PROBLEMS TO SOLVE -
1) Answer these questions using the text on drone detection and YOLOv8.
(a) What are the main challenges in drone detection?
(b) Into which three parts is the YOLOv8 model architecture divided?
(c) What mechanism does the YOLOv8 detection head use?
2) Rewrite the stretch of the text on drone detection and YOLOv8 from "Through the analysis" through "reflect these challenges.", putting "difficulties" in place of "challenges".

Through the analysis of the dataset characteristics described in the previous section, several challenges in drone detection have been identified. The main challenges include the small size of objects, complex backgrounds or backgrounds similar to the objects, and significant variations in lighting conditions. Additional issues such as object blurring, rapid motion, camera movement, and objects appearing outside the field of view are also common. Figure 2 illustrates examples from the detection dataset that reflect these challenges.

SECTION IV.

Materials and Methods

A. YOLOv8

The YOLOv8 model architecture is primarily divided into three parts: the backbone network, the feature enhancement network, and the detection head, as shown in Figure 1. The backbone network is responsible for extracting features from the input image. It utilizes techniques such as depthwise separable convolutions and residual connections to enhance computational efficiency and reduce the number of parameters. The feature enhancement network employs the concept of PA-FPN (Path Aggregation Network - Feature Pyramid Network) to integrate feature maps from different stages of the backbone network, thereby improving the feature representation capability. The detection head generates the final detection results, including the location and category of objects. YOLOv8’s detection head utilizes an Anchor-Free mechanism and incorporates multi-scale features for prediction [61].

DATA RECORDS -
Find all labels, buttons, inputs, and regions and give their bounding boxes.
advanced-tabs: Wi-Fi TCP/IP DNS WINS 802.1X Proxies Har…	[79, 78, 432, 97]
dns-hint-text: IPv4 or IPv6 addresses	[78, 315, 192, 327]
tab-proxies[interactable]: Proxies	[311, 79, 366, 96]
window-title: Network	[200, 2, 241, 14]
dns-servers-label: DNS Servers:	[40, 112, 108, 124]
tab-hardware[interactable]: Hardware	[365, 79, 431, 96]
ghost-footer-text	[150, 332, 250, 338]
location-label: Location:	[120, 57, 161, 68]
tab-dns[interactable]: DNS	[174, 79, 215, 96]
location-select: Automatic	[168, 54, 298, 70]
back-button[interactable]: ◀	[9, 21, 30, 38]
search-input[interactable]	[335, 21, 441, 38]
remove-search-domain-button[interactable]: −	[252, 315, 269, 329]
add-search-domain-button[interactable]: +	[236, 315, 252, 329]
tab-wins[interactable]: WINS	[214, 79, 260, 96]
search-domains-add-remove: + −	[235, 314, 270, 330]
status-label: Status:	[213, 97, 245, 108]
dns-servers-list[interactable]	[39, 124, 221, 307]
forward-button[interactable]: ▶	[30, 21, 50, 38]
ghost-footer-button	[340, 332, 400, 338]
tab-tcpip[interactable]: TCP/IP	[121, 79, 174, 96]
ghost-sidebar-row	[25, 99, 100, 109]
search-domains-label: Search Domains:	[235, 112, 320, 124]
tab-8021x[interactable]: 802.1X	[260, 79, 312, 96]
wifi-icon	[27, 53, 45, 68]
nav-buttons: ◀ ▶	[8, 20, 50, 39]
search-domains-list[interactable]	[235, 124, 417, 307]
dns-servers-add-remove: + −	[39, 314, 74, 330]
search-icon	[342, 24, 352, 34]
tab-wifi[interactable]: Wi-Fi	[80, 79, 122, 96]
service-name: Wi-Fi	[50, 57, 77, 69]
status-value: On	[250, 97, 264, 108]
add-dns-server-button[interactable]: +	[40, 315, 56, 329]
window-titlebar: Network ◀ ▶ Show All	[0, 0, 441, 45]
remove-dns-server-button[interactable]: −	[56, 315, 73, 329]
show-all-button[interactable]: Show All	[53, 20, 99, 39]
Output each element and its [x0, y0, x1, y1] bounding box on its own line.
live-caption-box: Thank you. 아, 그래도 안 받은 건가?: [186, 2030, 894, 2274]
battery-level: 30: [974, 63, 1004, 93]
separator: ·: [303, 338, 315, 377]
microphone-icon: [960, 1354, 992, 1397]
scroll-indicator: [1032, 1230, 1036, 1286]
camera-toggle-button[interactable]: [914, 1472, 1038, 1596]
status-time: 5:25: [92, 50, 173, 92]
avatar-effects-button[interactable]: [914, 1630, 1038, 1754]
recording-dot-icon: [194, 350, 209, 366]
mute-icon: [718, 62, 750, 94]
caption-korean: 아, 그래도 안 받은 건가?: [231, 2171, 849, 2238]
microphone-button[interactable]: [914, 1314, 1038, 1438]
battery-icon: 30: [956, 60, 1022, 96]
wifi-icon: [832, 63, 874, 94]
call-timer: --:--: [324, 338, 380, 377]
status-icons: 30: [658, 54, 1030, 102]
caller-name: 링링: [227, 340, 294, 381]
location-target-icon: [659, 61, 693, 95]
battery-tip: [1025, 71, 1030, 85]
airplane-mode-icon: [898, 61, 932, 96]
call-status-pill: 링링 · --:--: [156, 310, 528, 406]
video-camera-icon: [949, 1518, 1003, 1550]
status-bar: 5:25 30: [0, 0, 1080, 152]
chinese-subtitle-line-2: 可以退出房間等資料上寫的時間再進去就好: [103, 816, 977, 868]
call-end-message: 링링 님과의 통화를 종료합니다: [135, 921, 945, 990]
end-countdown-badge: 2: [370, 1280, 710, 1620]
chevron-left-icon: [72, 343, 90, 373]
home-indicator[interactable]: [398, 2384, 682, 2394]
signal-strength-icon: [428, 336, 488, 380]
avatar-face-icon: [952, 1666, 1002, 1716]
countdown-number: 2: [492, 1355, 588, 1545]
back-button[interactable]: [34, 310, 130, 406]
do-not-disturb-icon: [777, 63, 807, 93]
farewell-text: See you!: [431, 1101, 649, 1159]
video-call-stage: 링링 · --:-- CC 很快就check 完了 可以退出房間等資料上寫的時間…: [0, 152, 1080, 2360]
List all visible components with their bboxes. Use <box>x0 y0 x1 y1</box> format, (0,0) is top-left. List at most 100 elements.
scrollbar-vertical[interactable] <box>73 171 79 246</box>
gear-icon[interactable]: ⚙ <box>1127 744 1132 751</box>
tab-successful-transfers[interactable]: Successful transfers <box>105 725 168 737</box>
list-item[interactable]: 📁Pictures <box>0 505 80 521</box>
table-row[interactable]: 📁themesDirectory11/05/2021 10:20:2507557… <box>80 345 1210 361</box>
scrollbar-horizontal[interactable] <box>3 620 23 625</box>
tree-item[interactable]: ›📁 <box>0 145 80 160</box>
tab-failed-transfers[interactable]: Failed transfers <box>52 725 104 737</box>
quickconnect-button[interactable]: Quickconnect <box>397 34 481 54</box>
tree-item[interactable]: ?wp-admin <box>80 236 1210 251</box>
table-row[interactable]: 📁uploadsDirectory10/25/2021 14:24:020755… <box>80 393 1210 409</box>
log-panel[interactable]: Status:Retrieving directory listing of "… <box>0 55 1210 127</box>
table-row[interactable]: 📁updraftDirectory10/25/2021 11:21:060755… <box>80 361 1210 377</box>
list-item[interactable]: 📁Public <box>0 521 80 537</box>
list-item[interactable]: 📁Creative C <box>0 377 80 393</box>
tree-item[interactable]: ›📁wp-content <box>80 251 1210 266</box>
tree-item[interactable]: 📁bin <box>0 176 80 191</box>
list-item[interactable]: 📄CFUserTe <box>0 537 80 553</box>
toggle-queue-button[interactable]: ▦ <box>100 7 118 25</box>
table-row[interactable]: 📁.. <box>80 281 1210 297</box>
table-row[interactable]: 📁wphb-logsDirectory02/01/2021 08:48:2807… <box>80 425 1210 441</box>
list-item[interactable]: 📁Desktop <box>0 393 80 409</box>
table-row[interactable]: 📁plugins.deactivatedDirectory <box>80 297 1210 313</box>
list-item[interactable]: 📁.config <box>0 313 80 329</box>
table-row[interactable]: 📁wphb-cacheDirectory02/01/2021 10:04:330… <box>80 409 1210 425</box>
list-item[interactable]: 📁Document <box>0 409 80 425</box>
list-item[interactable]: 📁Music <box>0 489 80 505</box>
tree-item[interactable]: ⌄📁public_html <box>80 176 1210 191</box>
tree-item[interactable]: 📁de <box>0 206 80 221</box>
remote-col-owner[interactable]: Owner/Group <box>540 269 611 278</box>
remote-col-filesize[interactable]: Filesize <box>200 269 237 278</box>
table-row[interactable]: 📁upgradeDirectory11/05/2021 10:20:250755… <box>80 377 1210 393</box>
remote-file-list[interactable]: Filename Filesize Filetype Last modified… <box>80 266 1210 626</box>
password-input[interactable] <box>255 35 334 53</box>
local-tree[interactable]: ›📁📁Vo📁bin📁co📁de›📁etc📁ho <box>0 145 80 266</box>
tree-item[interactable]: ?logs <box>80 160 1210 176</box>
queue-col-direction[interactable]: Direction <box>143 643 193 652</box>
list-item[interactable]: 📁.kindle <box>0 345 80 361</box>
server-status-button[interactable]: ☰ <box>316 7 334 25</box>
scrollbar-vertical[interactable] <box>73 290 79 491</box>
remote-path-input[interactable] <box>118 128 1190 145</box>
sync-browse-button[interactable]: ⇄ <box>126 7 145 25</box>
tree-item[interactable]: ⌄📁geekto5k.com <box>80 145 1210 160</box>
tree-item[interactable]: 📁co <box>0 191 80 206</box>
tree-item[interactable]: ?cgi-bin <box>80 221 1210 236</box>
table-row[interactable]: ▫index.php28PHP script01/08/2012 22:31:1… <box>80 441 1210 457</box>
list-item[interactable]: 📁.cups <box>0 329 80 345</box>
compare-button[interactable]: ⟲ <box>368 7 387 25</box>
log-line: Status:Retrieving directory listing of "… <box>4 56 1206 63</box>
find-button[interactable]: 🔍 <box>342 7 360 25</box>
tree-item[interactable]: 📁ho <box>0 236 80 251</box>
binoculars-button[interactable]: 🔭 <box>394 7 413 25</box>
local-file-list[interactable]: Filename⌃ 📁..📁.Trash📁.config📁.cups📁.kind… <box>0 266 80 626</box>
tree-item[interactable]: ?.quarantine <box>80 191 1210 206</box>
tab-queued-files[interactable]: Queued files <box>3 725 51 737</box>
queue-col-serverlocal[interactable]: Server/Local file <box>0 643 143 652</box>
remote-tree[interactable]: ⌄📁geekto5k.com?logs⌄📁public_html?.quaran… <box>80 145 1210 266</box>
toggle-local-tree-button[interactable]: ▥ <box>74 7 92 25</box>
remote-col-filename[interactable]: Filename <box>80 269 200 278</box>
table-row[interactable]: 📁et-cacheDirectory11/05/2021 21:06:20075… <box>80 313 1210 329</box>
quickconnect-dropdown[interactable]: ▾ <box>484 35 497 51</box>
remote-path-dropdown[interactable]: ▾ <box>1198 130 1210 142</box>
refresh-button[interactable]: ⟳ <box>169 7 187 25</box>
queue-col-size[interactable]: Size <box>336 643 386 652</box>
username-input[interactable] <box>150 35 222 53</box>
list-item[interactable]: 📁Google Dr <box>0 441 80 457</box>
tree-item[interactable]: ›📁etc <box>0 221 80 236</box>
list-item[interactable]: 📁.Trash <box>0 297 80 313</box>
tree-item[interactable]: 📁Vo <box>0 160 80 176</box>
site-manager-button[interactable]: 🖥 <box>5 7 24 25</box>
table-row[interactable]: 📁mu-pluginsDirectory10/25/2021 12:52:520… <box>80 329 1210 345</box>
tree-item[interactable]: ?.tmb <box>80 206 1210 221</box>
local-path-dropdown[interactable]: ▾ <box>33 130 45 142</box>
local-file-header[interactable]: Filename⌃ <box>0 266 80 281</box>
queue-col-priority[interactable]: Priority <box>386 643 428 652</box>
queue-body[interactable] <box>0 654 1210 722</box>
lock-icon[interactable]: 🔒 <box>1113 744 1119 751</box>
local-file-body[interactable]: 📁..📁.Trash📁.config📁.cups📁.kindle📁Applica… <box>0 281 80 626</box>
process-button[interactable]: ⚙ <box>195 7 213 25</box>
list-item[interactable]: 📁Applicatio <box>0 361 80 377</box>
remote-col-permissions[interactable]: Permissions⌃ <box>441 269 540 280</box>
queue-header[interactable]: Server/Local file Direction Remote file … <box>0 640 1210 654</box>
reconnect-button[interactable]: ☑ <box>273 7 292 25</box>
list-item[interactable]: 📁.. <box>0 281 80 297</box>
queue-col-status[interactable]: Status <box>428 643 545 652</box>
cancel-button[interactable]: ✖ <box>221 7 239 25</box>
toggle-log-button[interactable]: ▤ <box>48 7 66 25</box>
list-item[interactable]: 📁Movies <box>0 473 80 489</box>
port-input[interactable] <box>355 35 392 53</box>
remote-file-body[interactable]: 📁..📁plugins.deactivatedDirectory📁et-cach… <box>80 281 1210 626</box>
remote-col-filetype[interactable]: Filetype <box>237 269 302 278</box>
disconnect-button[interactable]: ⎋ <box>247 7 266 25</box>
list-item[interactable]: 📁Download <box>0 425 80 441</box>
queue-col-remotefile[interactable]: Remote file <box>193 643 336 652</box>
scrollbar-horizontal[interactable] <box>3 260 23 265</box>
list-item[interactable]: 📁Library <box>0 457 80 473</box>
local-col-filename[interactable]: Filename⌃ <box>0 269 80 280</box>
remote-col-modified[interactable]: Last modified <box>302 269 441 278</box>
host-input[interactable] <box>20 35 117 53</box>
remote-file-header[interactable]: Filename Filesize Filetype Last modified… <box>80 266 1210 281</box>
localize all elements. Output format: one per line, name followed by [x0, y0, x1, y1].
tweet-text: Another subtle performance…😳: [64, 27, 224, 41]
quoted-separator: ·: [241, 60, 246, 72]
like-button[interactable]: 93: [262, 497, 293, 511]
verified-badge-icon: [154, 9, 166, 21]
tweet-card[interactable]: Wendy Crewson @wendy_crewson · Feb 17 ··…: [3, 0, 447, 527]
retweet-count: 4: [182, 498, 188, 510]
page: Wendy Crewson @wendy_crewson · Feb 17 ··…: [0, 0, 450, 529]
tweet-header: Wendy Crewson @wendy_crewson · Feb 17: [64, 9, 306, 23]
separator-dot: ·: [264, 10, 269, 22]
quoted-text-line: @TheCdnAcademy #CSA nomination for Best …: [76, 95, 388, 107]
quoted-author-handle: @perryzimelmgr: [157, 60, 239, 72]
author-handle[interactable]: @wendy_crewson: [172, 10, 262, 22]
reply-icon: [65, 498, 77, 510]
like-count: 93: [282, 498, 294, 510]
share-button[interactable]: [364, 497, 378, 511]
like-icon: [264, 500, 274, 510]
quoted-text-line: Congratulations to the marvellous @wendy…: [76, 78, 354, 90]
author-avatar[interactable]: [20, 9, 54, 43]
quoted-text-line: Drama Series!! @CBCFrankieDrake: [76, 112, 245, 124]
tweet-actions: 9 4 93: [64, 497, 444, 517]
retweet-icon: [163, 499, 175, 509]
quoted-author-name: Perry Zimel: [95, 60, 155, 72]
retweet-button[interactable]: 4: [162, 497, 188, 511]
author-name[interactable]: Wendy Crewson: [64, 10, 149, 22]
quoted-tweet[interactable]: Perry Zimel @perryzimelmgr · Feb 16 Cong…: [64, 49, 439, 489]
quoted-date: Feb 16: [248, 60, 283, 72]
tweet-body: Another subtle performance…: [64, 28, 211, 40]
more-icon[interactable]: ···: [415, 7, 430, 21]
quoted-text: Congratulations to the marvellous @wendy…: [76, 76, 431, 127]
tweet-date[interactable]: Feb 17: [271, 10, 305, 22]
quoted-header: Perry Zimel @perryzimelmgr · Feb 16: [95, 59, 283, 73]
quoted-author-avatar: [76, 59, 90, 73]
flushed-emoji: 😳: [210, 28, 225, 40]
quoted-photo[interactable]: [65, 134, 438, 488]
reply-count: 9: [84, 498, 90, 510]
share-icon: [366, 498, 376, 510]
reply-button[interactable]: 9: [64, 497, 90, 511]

SOLUTIONS IN ORDER -
1)
(a) The small size of objects, complex backgrounds or backgrounds similar to the objects, and significant variations in lighting conditions.
(b) The backbone network, the feature enhancement network, and the detection head.
(c) An Anchor-Free mechanism.

2)
Through the analysis of the dataset characteristics described in the previous section, several difficulties in drone detection have been identified. The main difficulties include the small size of objects, complex backgrounds or backgrounds similar to the objects, and significant variations in lighting conditions. Additional issues such as object blurring, rapid motion, camera movement, and objects appearing outside the field of view are also common. Figure 2 illustrates examples from the detection dataset that reflect these difficulties.